Wherever a line below holds the word "Directory", copy that line.

*** Recorded information

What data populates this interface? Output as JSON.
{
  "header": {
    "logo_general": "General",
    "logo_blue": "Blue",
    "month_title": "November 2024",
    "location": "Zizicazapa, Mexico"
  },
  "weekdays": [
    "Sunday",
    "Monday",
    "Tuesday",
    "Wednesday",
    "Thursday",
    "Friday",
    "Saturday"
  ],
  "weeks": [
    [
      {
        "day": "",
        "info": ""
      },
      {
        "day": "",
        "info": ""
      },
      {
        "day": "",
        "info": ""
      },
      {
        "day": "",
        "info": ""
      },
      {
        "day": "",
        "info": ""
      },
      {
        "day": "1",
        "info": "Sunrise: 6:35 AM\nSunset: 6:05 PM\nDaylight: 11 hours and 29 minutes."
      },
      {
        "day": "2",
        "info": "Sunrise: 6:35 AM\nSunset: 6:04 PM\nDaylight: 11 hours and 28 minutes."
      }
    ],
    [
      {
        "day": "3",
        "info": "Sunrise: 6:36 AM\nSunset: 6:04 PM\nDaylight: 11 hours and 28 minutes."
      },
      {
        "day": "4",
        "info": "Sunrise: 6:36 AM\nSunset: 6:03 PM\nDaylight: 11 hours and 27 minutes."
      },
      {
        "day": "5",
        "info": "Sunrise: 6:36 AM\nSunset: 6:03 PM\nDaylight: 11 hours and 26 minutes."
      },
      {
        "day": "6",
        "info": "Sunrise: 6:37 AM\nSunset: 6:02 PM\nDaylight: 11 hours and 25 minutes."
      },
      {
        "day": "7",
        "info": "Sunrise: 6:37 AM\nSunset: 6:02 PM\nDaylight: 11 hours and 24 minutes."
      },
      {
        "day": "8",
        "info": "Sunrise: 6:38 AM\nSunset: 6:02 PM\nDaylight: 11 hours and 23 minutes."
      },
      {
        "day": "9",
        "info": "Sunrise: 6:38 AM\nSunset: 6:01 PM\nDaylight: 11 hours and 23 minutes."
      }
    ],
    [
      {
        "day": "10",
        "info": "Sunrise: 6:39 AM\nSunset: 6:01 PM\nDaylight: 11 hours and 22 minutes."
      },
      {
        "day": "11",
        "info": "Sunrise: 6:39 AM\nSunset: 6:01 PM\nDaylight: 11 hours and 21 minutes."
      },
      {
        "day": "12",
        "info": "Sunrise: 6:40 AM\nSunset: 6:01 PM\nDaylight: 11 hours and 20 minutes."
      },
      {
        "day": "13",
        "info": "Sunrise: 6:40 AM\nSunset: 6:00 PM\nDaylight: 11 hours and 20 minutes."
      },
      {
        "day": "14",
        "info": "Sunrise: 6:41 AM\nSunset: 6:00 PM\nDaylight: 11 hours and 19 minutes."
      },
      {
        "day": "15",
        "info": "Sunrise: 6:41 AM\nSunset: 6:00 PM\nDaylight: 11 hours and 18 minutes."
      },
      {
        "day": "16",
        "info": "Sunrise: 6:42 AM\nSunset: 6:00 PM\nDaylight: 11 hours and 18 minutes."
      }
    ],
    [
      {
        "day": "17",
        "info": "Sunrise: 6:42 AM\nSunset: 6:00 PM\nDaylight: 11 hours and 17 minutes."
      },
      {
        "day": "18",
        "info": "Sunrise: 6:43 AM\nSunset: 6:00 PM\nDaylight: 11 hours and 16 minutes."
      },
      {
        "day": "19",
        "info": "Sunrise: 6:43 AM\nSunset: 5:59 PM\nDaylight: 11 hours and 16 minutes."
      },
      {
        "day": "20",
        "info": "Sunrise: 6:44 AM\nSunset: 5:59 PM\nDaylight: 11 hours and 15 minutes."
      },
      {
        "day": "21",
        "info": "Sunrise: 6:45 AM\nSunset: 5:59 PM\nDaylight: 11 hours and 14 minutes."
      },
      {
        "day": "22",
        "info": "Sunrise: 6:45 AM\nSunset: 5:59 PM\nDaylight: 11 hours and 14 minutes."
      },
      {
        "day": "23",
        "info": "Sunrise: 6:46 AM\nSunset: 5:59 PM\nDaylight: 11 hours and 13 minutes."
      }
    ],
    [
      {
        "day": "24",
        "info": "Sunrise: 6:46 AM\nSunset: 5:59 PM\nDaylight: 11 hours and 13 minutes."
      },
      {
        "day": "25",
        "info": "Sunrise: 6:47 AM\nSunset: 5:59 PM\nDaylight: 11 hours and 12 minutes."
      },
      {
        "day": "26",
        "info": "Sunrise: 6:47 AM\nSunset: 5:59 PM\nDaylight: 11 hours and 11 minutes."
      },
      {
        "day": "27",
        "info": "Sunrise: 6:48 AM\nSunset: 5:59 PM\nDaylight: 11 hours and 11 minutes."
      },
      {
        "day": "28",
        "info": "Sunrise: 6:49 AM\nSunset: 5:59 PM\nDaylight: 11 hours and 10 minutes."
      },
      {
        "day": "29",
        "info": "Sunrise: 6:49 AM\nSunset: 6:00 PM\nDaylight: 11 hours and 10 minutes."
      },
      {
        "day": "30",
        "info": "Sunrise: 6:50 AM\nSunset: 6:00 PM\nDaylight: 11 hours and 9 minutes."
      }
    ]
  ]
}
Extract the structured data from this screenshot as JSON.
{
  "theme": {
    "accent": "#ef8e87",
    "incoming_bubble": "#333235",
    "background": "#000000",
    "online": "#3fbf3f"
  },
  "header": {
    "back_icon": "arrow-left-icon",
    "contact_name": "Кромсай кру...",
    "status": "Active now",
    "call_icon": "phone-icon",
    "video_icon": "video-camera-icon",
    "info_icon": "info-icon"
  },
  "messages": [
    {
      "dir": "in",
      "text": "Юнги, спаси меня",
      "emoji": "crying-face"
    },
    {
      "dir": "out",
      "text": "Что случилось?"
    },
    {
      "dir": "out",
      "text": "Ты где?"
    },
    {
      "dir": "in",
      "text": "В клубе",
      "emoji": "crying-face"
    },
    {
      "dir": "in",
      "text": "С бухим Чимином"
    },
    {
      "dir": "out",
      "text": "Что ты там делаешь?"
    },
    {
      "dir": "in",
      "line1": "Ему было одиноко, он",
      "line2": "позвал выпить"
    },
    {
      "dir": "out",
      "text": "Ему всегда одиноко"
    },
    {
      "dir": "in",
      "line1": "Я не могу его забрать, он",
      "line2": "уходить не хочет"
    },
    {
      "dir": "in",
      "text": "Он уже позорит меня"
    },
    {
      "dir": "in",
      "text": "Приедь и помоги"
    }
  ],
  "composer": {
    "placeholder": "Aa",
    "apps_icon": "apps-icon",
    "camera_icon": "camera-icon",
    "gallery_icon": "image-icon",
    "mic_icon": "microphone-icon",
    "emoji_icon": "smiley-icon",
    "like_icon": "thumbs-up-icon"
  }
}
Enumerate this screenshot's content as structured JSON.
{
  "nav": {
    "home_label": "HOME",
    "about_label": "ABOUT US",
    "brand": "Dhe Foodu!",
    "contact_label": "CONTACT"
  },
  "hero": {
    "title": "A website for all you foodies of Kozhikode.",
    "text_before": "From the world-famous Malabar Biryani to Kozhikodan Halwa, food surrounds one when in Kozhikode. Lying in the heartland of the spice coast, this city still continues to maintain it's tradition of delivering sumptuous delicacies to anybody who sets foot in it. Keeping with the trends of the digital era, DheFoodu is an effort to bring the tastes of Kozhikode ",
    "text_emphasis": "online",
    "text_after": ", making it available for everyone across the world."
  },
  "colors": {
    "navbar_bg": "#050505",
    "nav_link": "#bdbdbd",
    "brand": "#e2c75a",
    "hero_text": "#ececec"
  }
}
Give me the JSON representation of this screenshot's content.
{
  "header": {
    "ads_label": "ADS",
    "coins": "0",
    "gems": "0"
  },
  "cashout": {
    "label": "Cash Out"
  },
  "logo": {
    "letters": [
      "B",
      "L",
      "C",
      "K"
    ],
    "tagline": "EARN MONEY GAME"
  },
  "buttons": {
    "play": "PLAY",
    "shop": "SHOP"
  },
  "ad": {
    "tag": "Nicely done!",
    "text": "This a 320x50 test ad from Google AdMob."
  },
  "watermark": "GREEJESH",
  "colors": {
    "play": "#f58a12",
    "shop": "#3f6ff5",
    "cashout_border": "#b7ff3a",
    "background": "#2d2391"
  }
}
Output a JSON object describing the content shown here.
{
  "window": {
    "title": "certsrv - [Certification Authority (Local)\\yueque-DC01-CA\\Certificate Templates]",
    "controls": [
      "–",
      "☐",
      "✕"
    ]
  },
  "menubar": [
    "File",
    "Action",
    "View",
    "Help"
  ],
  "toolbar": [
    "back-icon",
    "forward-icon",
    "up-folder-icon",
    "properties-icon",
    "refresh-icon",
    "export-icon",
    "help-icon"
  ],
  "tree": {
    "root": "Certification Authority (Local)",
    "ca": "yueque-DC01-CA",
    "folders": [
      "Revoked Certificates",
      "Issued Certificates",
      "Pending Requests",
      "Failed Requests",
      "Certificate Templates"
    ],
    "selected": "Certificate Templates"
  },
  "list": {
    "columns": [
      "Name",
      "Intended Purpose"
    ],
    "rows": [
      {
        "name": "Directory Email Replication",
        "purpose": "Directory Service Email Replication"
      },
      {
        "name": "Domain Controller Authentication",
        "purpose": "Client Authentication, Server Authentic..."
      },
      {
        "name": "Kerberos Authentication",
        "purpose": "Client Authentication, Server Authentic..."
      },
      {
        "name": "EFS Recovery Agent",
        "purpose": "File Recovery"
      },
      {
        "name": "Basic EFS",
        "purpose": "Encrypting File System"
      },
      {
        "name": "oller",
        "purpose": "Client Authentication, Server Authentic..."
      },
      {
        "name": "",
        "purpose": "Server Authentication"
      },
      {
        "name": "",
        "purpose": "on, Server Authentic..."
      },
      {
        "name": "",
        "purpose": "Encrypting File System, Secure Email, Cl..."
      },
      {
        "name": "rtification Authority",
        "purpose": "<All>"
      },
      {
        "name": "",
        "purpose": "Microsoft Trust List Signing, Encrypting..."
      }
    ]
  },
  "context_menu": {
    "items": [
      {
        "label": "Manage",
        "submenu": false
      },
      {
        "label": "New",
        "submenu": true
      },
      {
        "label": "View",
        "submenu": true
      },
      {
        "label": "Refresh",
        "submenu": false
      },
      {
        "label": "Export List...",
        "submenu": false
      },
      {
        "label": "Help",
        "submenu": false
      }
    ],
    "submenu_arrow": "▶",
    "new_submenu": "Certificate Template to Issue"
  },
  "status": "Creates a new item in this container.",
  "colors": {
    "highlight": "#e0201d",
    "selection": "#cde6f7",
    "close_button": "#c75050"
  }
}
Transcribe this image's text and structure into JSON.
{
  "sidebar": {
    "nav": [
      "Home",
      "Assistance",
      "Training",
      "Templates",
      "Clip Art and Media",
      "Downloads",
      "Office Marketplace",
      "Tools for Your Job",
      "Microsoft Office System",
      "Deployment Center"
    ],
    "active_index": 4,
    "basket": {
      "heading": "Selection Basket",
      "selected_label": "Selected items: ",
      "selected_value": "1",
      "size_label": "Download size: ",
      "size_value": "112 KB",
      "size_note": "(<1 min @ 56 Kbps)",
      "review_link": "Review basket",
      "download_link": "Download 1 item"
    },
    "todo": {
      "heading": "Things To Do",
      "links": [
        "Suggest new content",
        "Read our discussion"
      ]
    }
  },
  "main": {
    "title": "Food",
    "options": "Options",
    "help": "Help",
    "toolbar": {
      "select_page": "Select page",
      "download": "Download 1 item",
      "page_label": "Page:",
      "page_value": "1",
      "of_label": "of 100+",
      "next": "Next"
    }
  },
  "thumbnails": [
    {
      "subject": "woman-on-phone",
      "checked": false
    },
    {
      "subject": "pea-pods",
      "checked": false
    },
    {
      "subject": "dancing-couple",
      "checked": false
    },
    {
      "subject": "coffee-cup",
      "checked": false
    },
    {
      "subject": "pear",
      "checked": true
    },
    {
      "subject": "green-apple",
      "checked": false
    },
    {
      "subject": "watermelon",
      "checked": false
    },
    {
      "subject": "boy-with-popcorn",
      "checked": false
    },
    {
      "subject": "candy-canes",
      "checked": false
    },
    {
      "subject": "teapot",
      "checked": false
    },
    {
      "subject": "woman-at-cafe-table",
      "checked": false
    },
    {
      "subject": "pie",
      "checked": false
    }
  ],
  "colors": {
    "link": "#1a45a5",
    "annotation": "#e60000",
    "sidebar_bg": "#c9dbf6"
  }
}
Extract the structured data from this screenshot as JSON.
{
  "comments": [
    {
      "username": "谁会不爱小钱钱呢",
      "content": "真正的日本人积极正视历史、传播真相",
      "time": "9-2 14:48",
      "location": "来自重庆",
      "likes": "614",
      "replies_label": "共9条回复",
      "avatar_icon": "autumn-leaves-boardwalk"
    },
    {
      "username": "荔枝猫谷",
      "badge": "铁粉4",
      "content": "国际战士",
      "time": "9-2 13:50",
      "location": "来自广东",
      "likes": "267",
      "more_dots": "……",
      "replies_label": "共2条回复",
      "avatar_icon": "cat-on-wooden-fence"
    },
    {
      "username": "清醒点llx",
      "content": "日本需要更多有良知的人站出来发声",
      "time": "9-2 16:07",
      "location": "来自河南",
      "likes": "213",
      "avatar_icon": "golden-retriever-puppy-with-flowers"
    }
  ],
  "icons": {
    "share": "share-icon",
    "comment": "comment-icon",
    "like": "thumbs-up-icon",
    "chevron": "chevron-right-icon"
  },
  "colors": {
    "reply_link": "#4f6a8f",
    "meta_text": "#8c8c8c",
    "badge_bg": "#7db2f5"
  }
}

******

#### [The answer]
        "name": "Directory Email Replication",
        "purpose": "Directory Service Email Replication"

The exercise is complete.